__What you need to do__: In the material below, how many lines contain the string "item"? Reply with the number only.

────────────────

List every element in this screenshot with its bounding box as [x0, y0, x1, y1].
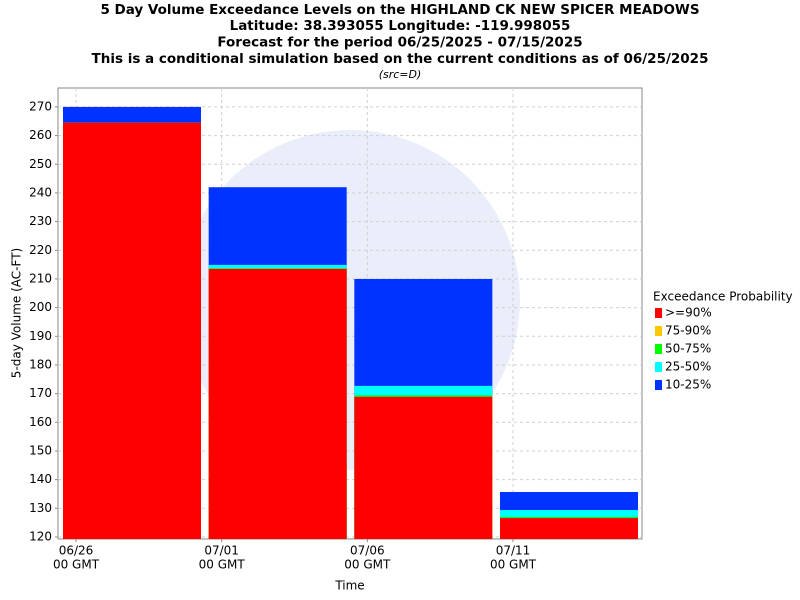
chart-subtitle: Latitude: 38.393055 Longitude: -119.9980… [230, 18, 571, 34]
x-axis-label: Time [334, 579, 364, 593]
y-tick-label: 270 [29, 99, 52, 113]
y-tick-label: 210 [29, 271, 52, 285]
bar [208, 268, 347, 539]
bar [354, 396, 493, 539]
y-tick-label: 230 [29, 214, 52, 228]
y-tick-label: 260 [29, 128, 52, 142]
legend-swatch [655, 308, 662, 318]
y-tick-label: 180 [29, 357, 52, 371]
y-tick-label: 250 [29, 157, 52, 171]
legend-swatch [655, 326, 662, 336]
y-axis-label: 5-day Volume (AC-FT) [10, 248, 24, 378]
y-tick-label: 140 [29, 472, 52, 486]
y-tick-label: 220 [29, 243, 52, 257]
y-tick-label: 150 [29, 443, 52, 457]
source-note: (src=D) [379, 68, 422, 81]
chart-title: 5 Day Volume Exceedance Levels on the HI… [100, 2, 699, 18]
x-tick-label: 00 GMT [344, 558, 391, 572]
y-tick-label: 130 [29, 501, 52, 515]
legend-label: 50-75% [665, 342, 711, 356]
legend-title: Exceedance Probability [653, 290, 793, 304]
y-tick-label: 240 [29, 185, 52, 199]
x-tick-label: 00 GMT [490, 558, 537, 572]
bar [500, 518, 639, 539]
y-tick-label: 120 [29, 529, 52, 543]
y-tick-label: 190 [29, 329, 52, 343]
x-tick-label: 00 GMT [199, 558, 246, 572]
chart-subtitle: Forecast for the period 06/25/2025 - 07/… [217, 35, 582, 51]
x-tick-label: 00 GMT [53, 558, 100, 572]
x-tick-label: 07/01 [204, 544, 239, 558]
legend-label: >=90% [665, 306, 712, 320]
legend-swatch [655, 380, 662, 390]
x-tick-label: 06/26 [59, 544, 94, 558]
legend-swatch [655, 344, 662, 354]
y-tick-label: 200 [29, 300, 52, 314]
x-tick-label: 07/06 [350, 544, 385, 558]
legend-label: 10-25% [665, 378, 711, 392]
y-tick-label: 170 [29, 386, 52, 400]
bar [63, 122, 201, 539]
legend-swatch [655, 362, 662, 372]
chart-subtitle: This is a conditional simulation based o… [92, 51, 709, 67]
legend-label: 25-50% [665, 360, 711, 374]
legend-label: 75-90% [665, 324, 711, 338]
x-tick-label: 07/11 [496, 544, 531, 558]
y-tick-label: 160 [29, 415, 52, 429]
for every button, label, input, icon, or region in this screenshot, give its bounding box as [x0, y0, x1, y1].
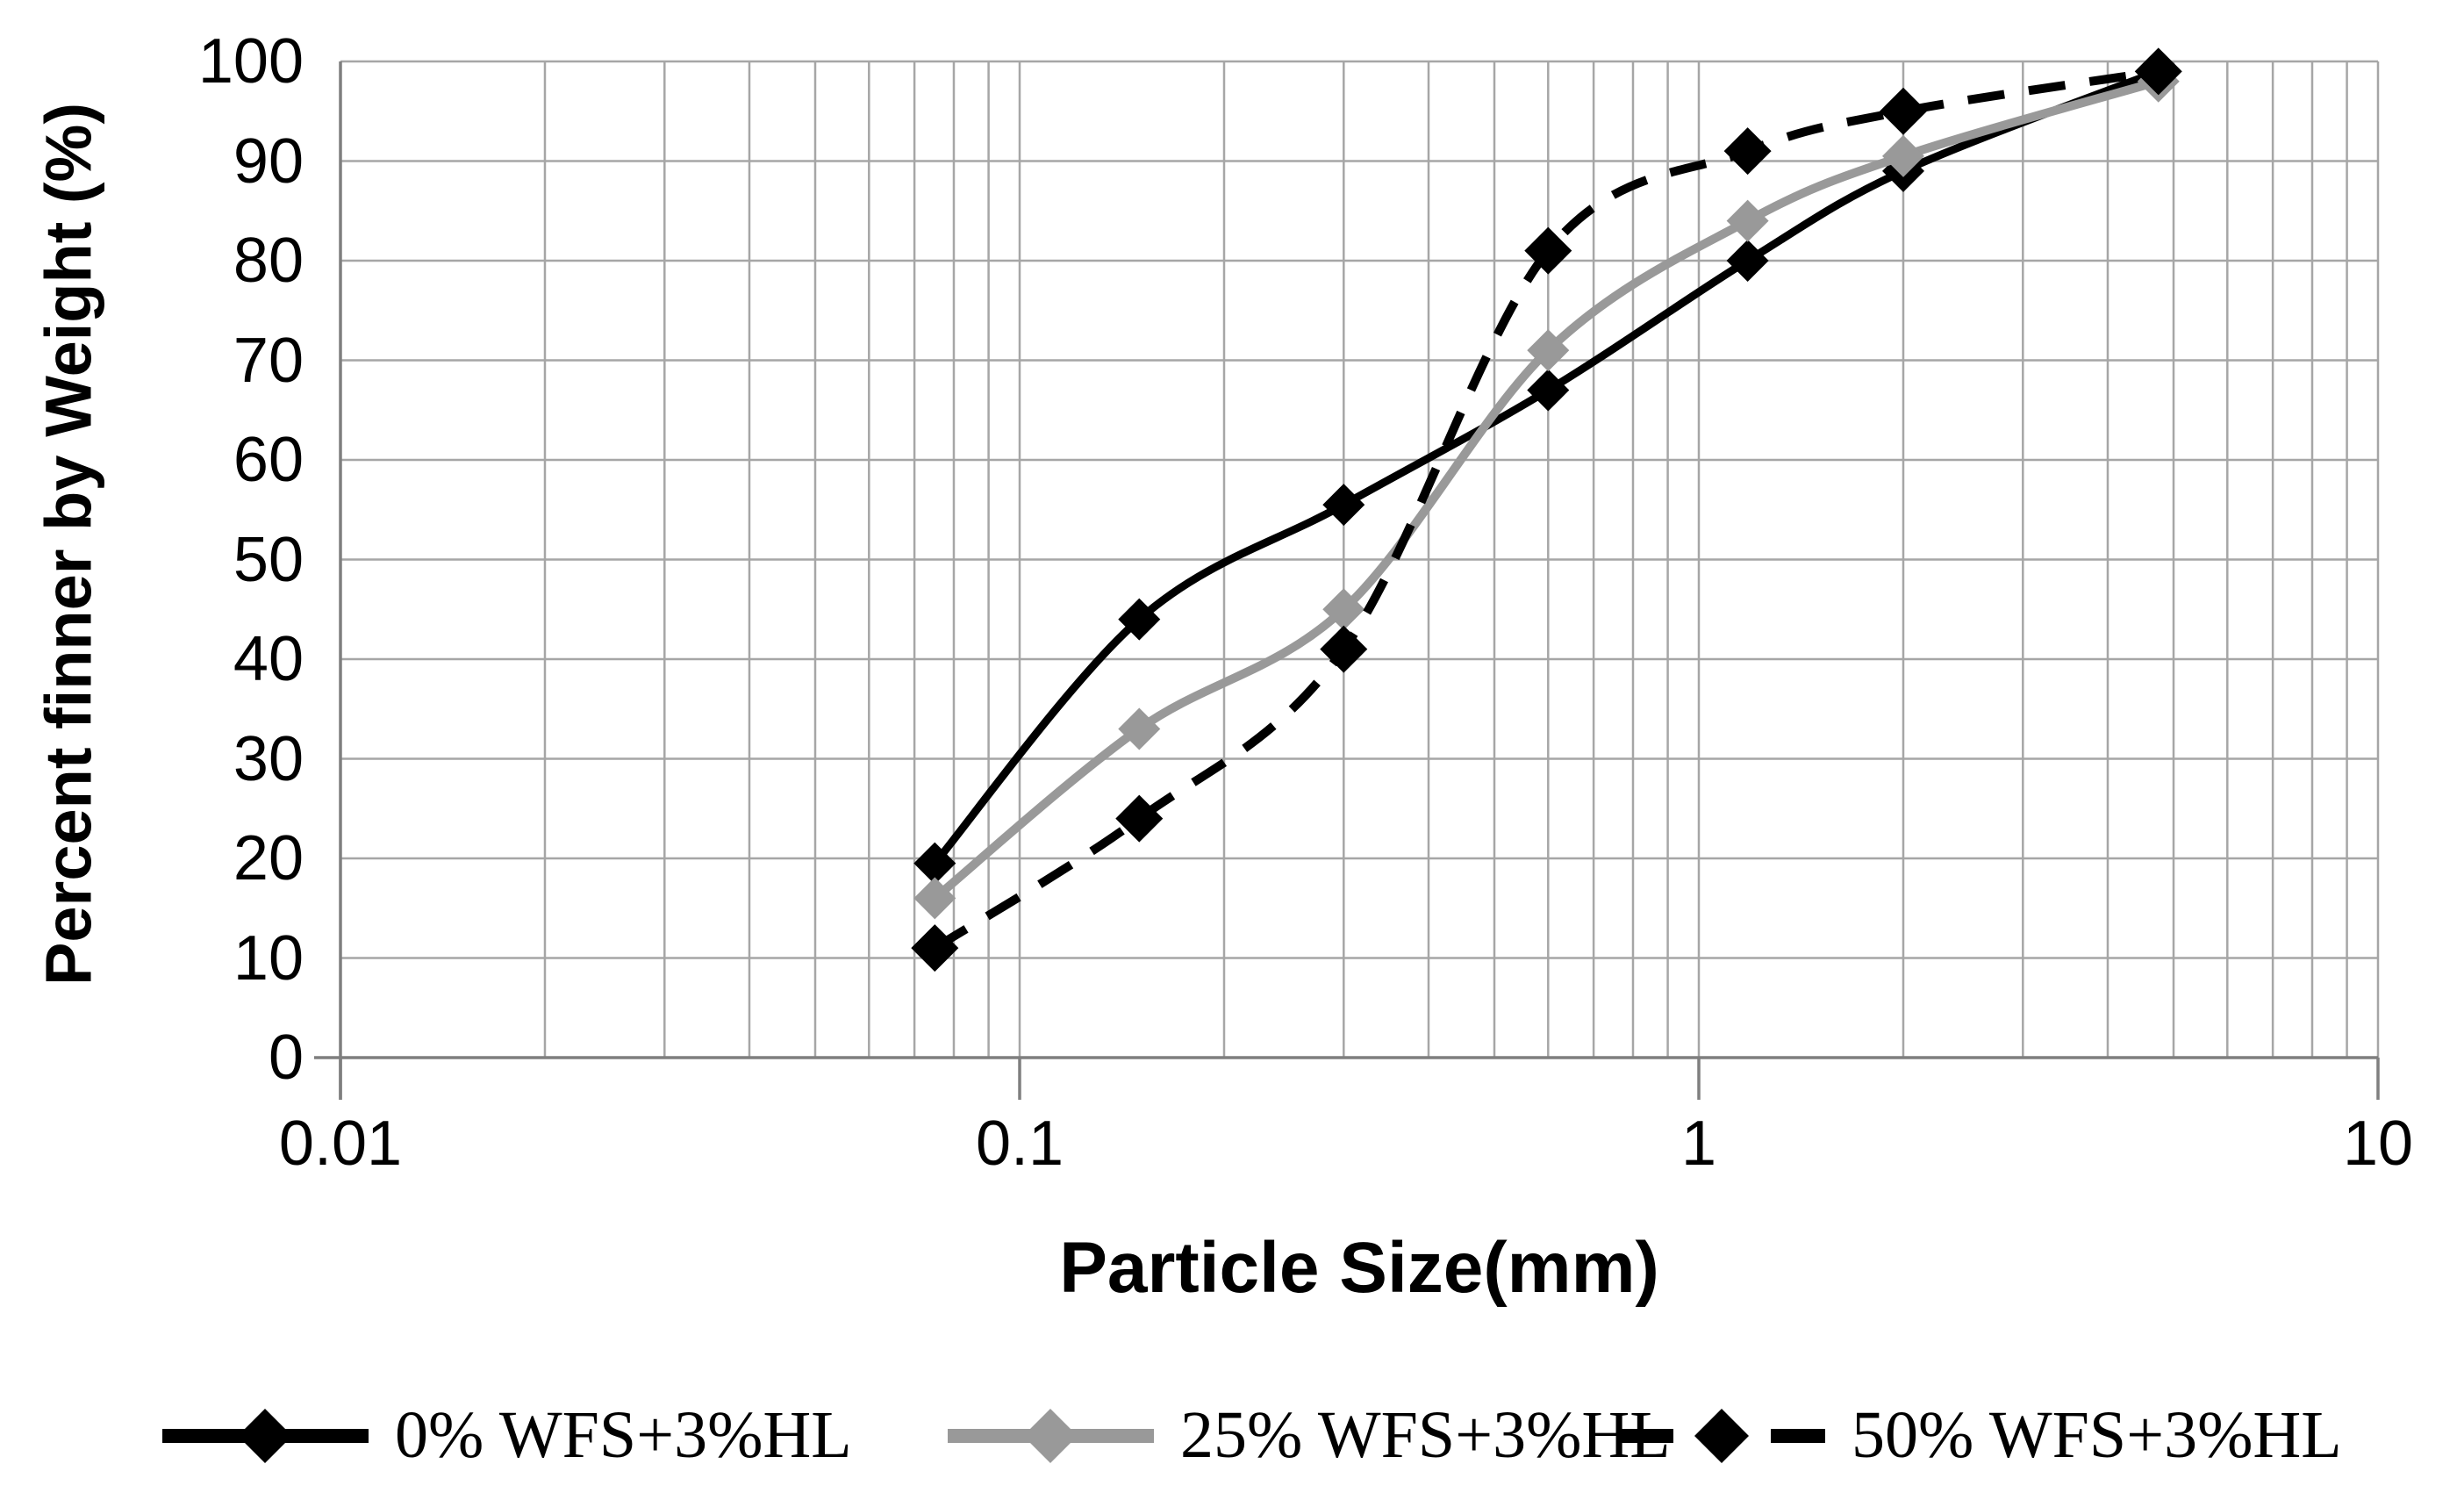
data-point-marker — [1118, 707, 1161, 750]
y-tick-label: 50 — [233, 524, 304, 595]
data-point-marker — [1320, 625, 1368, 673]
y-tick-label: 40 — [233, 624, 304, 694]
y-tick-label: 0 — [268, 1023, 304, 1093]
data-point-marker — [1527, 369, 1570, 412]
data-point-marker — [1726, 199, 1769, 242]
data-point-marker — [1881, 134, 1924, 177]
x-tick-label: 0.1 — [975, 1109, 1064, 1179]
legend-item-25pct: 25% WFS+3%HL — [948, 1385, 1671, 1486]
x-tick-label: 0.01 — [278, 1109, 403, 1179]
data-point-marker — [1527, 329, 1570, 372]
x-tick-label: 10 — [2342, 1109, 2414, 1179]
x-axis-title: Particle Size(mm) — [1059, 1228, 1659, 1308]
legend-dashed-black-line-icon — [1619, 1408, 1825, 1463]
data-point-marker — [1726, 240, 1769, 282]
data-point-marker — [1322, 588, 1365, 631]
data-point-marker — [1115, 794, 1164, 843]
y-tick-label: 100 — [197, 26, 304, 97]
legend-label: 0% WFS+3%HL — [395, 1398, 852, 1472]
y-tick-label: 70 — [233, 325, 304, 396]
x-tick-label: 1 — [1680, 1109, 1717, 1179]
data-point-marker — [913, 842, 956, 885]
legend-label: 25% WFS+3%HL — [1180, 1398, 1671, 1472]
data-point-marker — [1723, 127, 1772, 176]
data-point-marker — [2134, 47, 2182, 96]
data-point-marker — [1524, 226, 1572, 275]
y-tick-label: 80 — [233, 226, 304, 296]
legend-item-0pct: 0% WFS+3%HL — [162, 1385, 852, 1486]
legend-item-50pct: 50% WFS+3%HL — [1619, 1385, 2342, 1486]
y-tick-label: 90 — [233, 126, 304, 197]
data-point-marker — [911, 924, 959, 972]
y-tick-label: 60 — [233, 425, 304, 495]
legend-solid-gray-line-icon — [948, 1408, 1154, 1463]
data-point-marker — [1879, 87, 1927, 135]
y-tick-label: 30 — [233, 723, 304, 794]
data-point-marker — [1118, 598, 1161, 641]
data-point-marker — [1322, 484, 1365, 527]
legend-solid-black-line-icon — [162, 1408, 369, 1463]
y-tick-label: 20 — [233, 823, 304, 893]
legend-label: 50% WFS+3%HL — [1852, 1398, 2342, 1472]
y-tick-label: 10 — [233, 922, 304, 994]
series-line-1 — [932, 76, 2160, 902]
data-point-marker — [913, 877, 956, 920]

────────────────

__Final answer__: 3